INSTRUCTIONS TO FOLLOW
Where a line of the data holds the word "Tyler", copy that line.

Dataset entries
==========
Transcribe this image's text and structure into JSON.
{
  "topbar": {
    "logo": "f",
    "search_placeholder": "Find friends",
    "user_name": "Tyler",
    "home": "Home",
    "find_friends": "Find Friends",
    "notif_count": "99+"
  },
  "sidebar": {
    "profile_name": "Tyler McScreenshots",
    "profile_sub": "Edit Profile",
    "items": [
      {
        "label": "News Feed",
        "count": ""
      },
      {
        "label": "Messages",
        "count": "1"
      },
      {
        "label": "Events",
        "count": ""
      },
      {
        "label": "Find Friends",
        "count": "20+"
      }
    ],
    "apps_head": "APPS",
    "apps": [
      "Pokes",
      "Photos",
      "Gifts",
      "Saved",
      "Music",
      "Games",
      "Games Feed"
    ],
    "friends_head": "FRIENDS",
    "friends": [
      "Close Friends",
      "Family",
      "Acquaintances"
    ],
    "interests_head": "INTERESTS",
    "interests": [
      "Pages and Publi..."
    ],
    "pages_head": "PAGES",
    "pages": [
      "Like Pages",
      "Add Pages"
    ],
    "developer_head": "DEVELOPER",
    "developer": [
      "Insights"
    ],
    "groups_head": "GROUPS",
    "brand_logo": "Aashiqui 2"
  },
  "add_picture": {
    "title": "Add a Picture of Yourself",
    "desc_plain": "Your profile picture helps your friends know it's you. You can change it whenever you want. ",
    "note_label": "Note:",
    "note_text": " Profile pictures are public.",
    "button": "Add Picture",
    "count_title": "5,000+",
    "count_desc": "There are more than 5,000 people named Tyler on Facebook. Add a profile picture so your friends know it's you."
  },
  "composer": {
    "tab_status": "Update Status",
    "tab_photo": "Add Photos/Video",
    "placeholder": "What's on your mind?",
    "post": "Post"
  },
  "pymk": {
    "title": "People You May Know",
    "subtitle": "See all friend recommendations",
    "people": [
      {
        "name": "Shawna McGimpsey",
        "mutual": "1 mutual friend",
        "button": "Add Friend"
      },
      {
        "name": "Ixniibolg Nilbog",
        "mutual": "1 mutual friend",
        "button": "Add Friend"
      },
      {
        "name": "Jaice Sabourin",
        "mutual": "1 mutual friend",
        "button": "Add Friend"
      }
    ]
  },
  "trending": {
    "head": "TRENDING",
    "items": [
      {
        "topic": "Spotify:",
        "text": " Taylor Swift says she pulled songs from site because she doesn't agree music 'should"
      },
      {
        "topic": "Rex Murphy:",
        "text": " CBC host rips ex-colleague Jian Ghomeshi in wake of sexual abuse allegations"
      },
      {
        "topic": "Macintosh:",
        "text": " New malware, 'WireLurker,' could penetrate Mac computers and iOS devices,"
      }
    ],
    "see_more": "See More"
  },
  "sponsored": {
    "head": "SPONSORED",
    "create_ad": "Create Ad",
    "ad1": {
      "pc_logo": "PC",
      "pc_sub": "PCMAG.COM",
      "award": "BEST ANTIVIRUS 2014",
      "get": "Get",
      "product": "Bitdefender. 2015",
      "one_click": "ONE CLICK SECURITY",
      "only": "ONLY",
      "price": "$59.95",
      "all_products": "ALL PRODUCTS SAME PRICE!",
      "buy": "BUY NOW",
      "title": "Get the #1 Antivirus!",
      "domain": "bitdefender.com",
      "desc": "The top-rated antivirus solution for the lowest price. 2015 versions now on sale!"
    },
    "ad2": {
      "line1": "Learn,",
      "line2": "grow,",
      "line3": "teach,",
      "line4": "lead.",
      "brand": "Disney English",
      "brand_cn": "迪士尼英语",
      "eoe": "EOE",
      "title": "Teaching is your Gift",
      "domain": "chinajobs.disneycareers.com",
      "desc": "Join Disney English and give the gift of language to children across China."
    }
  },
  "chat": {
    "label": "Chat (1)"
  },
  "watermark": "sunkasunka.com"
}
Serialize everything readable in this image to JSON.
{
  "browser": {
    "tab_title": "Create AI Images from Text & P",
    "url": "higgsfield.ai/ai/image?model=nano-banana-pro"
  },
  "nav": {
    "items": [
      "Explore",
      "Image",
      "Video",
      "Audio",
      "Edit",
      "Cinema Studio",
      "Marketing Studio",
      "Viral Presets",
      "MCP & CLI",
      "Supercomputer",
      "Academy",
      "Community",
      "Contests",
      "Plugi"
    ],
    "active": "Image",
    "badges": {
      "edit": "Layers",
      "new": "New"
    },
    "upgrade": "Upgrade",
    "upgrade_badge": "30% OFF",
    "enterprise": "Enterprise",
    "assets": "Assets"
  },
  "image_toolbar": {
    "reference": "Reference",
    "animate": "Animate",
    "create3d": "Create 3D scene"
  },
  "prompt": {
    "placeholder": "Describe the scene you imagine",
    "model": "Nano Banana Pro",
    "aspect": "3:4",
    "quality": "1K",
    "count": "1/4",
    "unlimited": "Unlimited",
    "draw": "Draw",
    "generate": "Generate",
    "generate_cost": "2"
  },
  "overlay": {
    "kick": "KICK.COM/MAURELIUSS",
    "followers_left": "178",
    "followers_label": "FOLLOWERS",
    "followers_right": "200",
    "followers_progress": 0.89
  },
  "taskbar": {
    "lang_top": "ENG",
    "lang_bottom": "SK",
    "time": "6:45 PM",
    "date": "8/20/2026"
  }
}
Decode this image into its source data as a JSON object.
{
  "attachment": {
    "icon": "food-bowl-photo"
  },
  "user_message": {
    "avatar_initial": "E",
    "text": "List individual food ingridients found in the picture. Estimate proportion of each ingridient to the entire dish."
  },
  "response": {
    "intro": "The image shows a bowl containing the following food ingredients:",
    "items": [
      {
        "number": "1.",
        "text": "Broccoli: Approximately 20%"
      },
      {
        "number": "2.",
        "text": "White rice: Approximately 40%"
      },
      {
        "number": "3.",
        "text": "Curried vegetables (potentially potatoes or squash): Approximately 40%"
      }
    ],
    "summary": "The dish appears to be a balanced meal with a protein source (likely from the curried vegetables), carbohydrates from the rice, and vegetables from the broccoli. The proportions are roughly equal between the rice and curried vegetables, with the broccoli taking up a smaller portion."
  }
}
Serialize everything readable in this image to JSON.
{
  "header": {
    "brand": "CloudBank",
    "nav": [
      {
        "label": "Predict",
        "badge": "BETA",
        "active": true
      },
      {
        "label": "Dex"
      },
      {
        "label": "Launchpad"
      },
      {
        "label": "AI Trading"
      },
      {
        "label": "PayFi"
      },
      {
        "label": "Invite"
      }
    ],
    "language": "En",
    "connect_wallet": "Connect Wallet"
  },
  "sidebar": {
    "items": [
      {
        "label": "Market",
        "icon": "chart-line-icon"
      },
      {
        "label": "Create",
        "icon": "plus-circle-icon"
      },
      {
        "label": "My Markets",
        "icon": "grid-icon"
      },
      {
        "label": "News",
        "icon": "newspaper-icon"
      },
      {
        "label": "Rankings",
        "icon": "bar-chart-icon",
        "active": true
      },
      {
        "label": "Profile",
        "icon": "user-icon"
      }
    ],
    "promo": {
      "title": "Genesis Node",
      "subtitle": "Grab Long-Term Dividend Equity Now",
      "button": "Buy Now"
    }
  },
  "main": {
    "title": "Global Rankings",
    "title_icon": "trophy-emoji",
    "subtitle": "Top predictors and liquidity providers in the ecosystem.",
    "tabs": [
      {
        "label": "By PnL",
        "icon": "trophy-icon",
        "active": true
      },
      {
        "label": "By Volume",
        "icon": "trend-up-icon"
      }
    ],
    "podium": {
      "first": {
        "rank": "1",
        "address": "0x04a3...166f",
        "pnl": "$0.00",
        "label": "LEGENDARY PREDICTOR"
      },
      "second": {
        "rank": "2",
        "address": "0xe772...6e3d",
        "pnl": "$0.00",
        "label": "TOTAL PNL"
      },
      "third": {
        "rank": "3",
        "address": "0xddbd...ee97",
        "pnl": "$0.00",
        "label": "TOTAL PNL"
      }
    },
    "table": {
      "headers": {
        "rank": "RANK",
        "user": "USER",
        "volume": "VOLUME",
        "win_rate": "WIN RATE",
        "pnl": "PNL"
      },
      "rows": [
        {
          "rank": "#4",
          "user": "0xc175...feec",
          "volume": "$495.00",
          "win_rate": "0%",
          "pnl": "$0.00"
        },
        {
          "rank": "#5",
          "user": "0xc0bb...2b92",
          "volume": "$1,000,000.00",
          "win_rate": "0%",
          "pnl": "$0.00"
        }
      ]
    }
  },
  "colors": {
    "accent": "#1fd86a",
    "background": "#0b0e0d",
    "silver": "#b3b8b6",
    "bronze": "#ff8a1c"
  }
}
==========
TASK ANSWER
    "user_name": "Tyler",
    "profile_name": "Tyler McScreenshots",
    "count_desc": "There are more than 5,000 people named Tyler on Facebook. Add a profile picture so your friends know it's you."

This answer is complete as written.